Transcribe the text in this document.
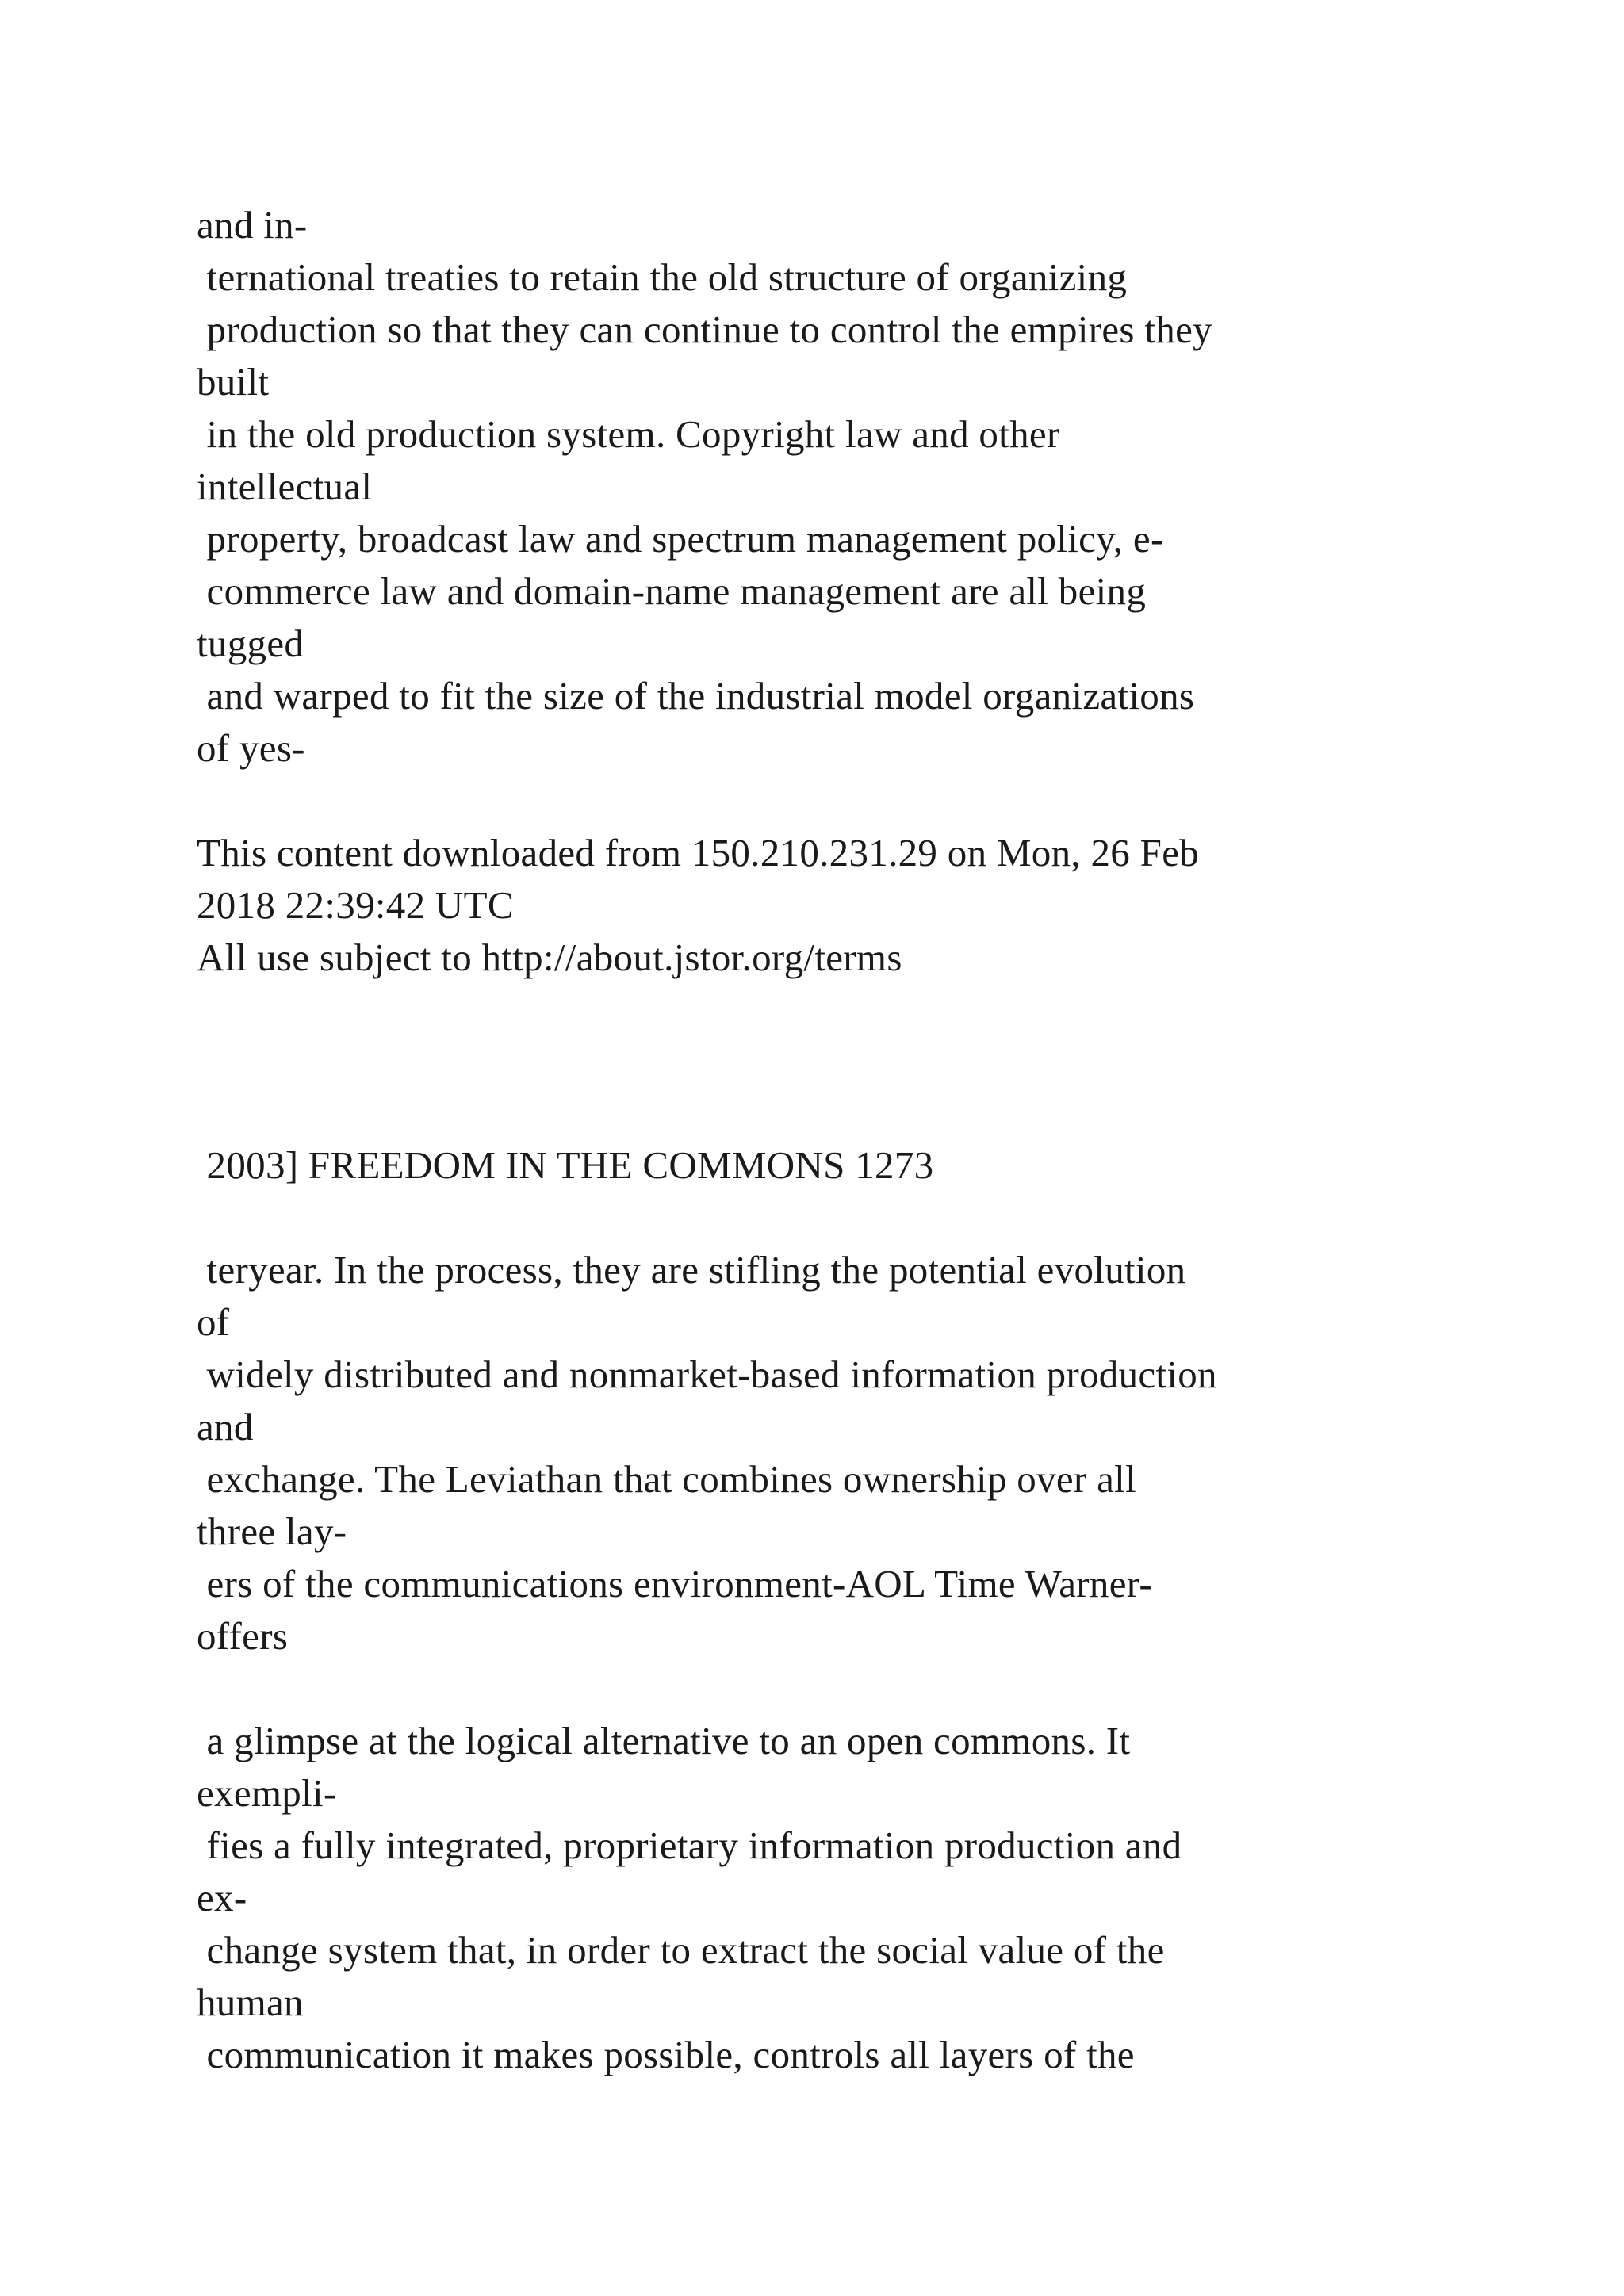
and in-
ternational treaties to retain the old structure of organizing
production so that they can continue to control the empires they
built
in the old production system. Copyright law and other
intellectual
property, broadcast law and spectrum management policy, e-
commerce law and domain-name management are all being
tugged
and warped to fit the size of the industrial model organizations
of yes-
This content downloaded from 150.210.231.29 on Mon, 26 Feb
2018 22:39:42 UTC
All use subject to http://about.jstor.org/terms
2003] FREEDOM IN THE COMMONS 1273
teryear. In the process, they are stifling the potential evolution
of
widely distributed and nonmarket-based information production
and
exchange. The Leviathan that combines ownership over all
three lay-
ers of the communications environment-AOL Time Warner-
offers
a glimpse at the logical alternative to an open commons. It
exempli-
fies a fully integrated, proprietary information production and
ex-
change system that, in order to extract the social value of the
human
communication it makes possible, controls all layers of the
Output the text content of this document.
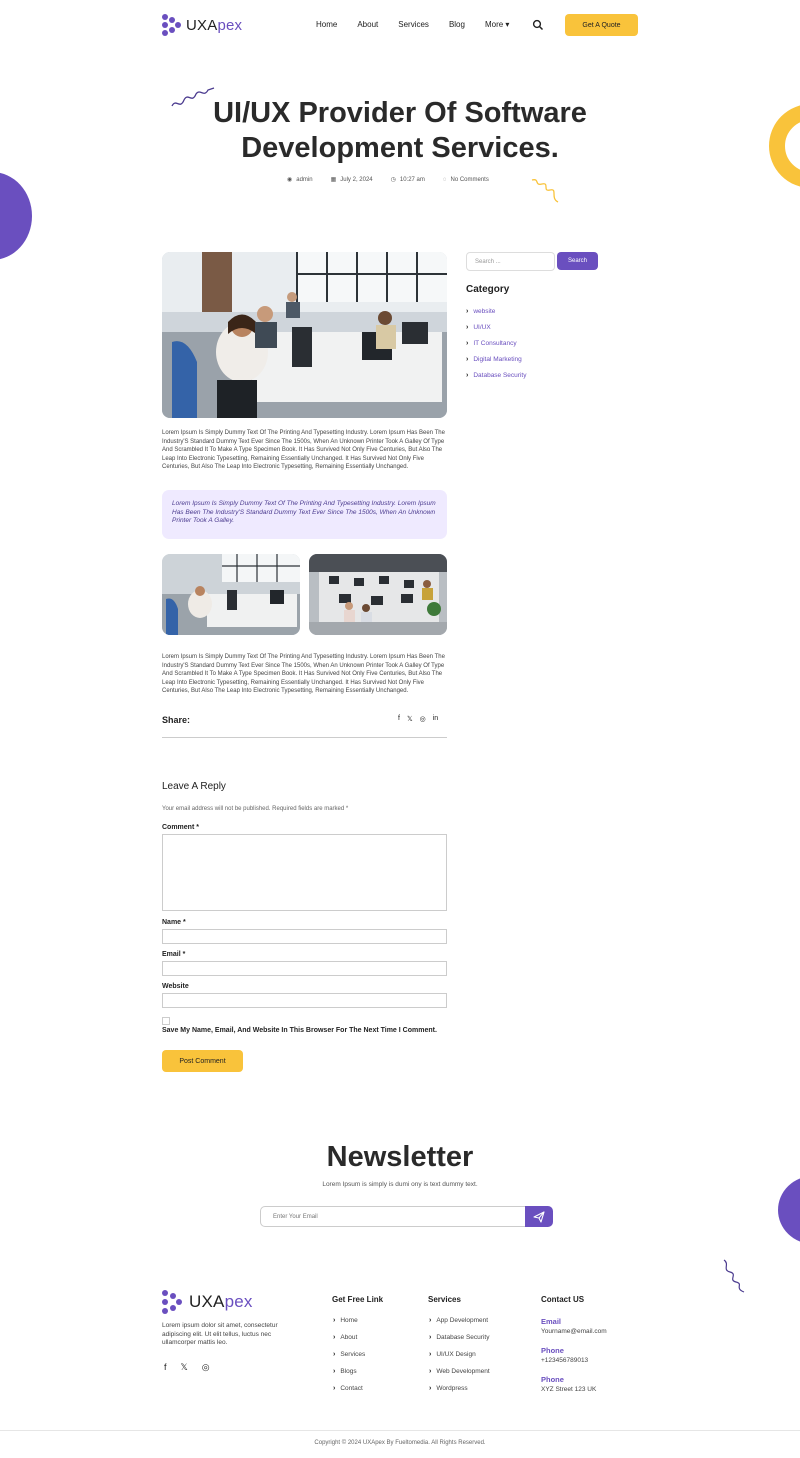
UXApex	Home	About	Services	Blog	More ▾	Get A Quote
UI/UX Provider Of Software Development Services.
◉ admin	▦ July 2, 2024	◷ 10:27 am	◌ No Comments

Lorem Ipsum Is Simply Dummy Text Of The Printing And Typesetting Industry. Lorem Ipsum Has Been The Industry'S Standard Dummy Text Ever Since The 1500s, When An Unknown Printer Took A Galley Of Type And Scrambled It To Make A Type Specimen Book. It Has Survived Not Only Five Centuries, But Also The Leap Into Electronic Typesetting, Remaining Essentially Unchanged. It Has Survived Not Only Five Centuries, But Also The Leap Into Electronic Typesetting, Remaining Essentially Unchanged.

Lorem Ipsum Is Simply Dummy Text Of The Printing And Typesetting Industry. Lorem Ipsum Has Been The Industry'S Standard Dummy Text Ever Since The 1500s, When An Unknown Printer Took A Galley.

Lorem Ipsum Is Simply Dummy Text Of The Printing And Typesetting Industry. Lorem Ipsum Has Been The Industry'S Standard Dummy Text Ever Since The 1500s, When An Unknown Printer Took A Galley Of Type And Scrambled It To Make A Type Specimen Book. It Has Survived Not Only Five Centuries, But Also The Leap Into Electronic Typesetting, Remaining Essentially Unchanged. It Has Survived Not Only Five Centuries, But Also The Leap Into Electronic Typesetting, Remaining Essentially Unchanged.

Share:	f 𝕏 ◎ in
Search ...	Search
Category
› website
› UI/UX
› IT Consultancy
› Digital Marketing
› Database Security
Leave A Reply
Your email address will not be published. Required fields are marked *
Comment *
Name *
Email *
Website
Save My Name, Email, And Website In This Browser For The Next Time I Comment.
Post Comment
Newsletter
Lorem Ipsum is simply is dumi ony is text dummy text.
Enter Your Email
UXApex

Lorem ipsum dolor sit amet, consectetur adipiscing elit. Ut elit tellus, luctus nec ullamcorper mattis leo.

f 𝕏 ◎
Get Free Link
› Home
› About
› Services
› Blogs
› Contact
Services
› App Development
› Database Security
› UI/UX Design
› Web Development
› Wordpress
Contact US
Email
Yourname@email.com
Phone
+123456789013
Phone
XYZ Street 123 UK
Copyright © 2024 UXApex By Fueltomedia. All Rights Reserved.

What is needed => Each record above should come back exactly the same, only without its pictures.

Result of the exercise =>
Transcribe the text in this document.
and in-
ternational treaties to retain the old structure of organizing
production so that they can continue to control the empires they
built
in the old production system. Copyright law and other
intellectual
property, broadcast law and spectrum management policy, e-
commerce law and domain-name management are all being
tugged
and warped to fit the size of the industrial model organizations
of yes-
This content downloaded from 150.210.231.29 on Mon, 26 Feb
2018 22:39:42 UTC
All use subject to http://about.jstor.org/terms
2003] FREEDOM IN THE COMMONS 1273
teryear. In the process, they are stifling the potential evolution
of
widely distributed and nonmarket-based information production
and
exchange. The Leviathan that combines ownership over all
three lay-
ers of the communications environment-AOL Time Warner-
offers
a glimpse at the logical alternative to an open commons. It
exempli-
fies a fully integrated, proprietary information production and
ex-
change system that, in order to extract the social value of the
human
communication it makes possible, controls all layers of the
Output the text content of this document.
UXApex	Home	About	Services	Blog	More ▾	Get A Quote
UI/UX Provider Of Software Development Services.
◉ admin	▦ July 2, 2024	◷ 10:27 am	◌ No Comments

Lorem Ipsum Is Simply Dummy Text Of The Printing And Typesetting Industry. Lorem Ipsum Has Been The Industry'S Standard Dummy Text Ever Since The 1500s, When An Unknown Printer Took A Galley Of Type And Scrambled It To Make A Type Specimen Book. It Has Survived Not Only Five Centuries, But Also The Leap Into Electronic Typesetting, Remaining Essentially Unchanged. It Has Survived Not Only Five Centuries, But Also The Leap Into Electronic Typesetting, Remaining Essentially Unchanged.

Lorem Ipsum Is Simply Dummy Text Of The Printing And Typesetting Industry. Lorem Ipsum Has Been The Industry'S Standard Dummy Text Ever Since The 1500s, When An Unknown Printer Took A Galley.

Lorem Ipsum Is Simply Dummy Text Of The Printing And Typesetting Industry. Lorem Ipsum Has Been The Industry'S Standard Dummy Text Ever Since The 1500s, When An Unknown Printer Took A Galley Of Type And Scrambled It To Make A Type Specimen Book. It Has Survived Not Only Five Centuries, But Also The Leap Into Electronic Typesetting, Remaining Essentially Unchanged. It Has Survived Not Only Five Centuries, But Also The Leap Into Electronic Typesetting, Remaining Essentially Unchanged.

Share:	f 𝕏 ◎ in
Search ...	Search
Category
› website
› UI/UX
› IT Consultancy
› Digital Marketing
› Database Security
Leave A Reply
Your email address will not be published. Required fields are marked *
Comment *
Name *
Email *
Website
Save My Name, Email, And Website In This Browser For The Next Time I Comment.
Post Comment
Newsletter
Lorem Ipsum is simply is dumi ony is text dummy text.
Enter Your Email
UXApex

Lorem ipsum dolor sit amet, consectetur adipiscing elit. Ut elit tellus, luctus nec ullamcorper mattis leo.

f 𝕏 ◎
Get Free Link
› Home
› About
› Services
› Blogs
› Contact
Services
› App Development
› Database Security
› UI/UX Design
› Web Development
› Wordpress
Contact US
Email
Yourname@email.com
Phone
+123456789013
Phone
XYZ Street 123 UK
Copyright © 2024 UXApex By Fueltomedia. All Rights Reserved.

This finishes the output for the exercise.